Using the data below, copy each line that includes the word "puis".
== Provided data
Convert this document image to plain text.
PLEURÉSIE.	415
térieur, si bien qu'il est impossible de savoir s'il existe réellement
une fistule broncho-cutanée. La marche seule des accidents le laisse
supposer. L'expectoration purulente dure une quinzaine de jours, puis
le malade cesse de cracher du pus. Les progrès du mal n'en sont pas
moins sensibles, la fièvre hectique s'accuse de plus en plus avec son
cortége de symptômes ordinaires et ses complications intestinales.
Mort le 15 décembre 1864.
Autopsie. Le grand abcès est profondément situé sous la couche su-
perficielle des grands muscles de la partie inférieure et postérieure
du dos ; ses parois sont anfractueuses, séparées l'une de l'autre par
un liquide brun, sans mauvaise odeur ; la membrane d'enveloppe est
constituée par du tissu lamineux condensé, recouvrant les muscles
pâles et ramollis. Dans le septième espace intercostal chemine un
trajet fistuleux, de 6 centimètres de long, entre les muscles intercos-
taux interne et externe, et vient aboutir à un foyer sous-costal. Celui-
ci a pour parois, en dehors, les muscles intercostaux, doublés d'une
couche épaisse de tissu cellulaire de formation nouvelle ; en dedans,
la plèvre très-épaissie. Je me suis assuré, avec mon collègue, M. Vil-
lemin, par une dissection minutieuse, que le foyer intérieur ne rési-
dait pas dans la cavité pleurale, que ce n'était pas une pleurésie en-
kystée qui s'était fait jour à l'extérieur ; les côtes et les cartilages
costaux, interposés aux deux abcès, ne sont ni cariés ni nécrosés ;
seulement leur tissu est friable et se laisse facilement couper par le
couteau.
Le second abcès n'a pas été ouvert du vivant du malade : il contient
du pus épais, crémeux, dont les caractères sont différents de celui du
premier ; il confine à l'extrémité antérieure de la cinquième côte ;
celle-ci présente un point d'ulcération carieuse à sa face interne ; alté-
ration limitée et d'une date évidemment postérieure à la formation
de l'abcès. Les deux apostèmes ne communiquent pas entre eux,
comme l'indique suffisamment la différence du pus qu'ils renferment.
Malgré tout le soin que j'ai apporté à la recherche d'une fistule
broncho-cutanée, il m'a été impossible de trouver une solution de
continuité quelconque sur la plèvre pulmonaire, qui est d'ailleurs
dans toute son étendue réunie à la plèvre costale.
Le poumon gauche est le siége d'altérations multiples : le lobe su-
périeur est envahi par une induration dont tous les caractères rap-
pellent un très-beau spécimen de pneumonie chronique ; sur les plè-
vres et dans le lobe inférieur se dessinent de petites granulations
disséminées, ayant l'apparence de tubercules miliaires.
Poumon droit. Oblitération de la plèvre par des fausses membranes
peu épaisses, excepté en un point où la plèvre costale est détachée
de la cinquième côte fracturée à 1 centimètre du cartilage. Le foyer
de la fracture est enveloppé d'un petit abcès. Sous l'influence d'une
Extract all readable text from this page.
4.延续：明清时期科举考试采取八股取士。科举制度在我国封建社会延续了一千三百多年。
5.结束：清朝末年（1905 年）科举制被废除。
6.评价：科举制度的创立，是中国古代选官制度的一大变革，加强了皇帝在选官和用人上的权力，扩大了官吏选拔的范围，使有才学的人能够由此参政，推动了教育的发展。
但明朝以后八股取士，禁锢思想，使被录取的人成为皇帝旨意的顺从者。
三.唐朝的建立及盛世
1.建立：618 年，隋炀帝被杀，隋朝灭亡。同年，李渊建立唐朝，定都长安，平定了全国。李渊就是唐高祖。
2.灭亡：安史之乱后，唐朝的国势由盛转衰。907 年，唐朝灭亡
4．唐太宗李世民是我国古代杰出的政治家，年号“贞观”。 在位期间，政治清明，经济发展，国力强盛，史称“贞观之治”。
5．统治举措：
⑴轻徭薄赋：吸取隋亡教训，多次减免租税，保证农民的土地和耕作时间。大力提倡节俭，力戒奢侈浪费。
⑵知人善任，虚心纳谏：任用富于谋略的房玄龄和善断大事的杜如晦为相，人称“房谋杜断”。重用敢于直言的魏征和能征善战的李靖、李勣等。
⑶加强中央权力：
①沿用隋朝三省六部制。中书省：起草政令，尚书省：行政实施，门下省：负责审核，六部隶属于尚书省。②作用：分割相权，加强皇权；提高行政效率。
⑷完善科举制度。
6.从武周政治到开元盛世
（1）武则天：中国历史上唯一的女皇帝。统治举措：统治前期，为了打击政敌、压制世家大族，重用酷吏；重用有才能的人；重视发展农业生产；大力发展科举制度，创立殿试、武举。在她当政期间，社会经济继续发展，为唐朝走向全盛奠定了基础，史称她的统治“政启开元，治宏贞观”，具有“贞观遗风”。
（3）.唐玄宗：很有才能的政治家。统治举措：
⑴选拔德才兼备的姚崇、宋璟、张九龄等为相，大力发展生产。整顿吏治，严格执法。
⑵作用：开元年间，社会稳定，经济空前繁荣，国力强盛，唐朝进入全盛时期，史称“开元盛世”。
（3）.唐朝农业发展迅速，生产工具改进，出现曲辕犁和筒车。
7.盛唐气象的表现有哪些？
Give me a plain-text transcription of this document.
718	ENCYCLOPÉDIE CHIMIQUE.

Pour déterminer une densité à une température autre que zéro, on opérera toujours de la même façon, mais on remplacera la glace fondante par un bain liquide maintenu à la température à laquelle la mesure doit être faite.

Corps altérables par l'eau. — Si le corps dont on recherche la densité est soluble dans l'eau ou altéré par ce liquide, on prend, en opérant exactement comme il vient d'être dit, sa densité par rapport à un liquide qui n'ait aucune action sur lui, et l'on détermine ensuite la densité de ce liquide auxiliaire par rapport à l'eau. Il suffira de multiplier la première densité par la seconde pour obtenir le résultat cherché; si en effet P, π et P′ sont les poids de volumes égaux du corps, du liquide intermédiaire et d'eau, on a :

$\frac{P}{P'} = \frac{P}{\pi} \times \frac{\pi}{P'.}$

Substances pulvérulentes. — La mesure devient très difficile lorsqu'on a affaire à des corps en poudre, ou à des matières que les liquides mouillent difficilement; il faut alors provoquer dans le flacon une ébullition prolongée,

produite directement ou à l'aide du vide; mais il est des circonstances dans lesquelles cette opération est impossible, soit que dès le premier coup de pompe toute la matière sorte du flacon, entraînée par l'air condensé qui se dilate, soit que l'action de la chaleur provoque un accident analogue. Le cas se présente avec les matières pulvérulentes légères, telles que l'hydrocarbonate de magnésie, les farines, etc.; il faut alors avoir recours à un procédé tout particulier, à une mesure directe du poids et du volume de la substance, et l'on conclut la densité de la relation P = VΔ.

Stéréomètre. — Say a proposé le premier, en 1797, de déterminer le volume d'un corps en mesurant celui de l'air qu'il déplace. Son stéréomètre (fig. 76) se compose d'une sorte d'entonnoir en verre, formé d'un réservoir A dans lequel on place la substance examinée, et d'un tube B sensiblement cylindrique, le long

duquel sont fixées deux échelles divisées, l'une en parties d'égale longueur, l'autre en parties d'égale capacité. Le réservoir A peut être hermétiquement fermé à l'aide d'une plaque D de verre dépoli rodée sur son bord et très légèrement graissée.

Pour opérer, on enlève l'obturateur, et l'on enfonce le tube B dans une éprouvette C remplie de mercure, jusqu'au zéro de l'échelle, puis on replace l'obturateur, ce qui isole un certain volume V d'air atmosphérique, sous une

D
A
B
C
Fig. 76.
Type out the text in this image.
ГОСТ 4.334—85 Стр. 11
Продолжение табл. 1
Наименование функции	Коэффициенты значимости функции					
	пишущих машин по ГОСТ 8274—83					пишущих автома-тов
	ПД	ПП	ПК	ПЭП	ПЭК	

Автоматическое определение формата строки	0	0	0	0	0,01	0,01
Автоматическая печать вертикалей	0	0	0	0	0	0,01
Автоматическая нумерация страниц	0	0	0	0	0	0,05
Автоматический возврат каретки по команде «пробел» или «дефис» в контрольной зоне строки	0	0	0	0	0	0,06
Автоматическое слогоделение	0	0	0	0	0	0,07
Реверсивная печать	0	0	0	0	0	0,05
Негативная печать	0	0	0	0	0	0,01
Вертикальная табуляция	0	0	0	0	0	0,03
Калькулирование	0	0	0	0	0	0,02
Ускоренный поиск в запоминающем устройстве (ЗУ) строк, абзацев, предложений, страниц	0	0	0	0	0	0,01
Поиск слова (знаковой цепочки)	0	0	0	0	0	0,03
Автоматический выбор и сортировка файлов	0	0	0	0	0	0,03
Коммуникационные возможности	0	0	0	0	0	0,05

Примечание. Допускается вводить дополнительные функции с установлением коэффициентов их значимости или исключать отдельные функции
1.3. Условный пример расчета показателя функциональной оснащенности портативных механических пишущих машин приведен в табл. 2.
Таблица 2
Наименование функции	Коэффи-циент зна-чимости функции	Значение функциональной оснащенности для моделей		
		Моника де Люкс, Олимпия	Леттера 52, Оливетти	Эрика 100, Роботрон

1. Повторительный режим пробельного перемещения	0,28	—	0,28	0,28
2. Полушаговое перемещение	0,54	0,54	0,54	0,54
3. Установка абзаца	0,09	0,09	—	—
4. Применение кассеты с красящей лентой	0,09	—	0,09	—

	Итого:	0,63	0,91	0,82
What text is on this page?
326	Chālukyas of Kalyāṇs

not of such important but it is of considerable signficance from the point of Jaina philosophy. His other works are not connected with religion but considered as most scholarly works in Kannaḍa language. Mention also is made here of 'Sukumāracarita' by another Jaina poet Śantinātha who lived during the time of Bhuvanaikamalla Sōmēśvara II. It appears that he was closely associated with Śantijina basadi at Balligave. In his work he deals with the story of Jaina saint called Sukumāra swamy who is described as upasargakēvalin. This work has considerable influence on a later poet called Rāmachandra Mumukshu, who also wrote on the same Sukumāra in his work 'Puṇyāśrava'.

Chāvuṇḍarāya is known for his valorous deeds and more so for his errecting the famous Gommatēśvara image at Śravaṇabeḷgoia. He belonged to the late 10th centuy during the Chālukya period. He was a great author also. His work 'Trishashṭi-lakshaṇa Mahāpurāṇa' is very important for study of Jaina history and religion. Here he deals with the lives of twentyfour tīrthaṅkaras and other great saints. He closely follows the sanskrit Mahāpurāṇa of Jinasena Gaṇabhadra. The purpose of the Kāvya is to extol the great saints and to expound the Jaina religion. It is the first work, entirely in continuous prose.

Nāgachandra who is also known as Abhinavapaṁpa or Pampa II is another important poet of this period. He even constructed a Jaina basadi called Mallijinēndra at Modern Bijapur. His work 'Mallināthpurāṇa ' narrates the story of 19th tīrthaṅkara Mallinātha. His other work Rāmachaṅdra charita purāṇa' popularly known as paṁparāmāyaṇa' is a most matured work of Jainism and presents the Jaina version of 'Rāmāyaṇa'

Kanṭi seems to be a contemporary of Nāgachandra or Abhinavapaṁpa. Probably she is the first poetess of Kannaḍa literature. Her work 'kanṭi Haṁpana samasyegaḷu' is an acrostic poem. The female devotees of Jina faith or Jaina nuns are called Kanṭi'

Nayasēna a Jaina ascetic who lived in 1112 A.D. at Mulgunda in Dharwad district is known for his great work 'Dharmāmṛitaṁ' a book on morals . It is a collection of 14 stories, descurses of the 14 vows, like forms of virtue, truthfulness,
====
= Written response =
supposer. L'expectoration purulente dure une quinzaine de jours, puis
Pour opérer, on enlève l'obturateur, et l'on enfonce le tube B dans une éprouvette C remplie de mercure, jusqu'au zéro de l'échelle, puis on replace l'obturateur, ce qui isole un certain volume V d'air atmosphérique, sous une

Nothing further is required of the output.